* **INSTRUCTIONS TO FOLLOW**: In the records below, count every line containing "back". Reply with the number only.

(Records from a data source)
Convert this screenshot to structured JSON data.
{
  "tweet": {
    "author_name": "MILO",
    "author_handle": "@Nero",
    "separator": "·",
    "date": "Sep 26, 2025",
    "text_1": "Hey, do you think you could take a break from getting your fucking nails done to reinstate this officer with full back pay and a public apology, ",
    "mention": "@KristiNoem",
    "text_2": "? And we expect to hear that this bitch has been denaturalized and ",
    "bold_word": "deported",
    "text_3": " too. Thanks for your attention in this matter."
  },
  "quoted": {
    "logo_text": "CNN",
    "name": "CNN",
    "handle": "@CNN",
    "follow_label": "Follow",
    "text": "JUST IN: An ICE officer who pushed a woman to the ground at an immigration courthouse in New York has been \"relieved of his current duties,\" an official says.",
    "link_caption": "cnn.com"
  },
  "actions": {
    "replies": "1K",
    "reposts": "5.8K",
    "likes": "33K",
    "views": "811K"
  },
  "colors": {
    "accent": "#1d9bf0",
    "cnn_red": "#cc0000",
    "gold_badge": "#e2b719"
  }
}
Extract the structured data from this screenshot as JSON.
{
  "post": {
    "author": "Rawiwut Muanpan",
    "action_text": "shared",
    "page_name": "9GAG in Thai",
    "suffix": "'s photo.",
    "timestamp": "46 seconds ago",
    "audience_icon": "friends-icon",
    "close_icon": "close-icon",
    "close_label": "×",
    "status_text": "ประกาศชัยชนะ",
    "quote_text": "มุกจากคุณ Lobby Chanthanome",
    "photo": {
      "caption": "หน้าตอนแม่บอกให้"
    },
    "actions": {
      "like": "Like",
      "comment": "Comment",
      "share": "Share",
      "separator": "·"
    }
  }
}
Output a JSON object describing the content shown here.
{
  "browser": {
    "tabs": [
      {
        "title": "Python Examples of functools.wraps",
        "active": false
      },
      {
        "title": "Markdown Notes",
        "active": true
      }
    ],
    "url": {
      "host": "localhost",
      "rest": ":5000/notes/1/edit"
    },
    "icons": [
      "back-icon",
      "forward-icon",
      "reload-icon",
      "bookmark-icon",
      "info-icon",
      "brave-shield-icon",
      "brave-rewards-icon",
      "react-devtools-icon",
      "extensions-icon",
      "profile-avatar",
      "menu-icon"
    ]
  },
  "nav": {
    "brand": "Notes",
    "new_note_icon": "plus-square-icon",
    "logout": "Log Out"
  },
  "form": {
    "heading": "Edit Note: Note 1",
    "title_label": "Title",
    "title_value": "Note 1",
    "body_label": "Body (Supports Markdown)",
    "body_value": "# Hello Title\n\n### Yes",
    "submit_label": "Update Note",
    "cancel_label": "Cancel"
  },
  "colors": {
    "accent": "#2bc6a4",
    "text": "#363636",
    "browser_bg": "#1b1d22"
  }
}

* **ANSWER**: 2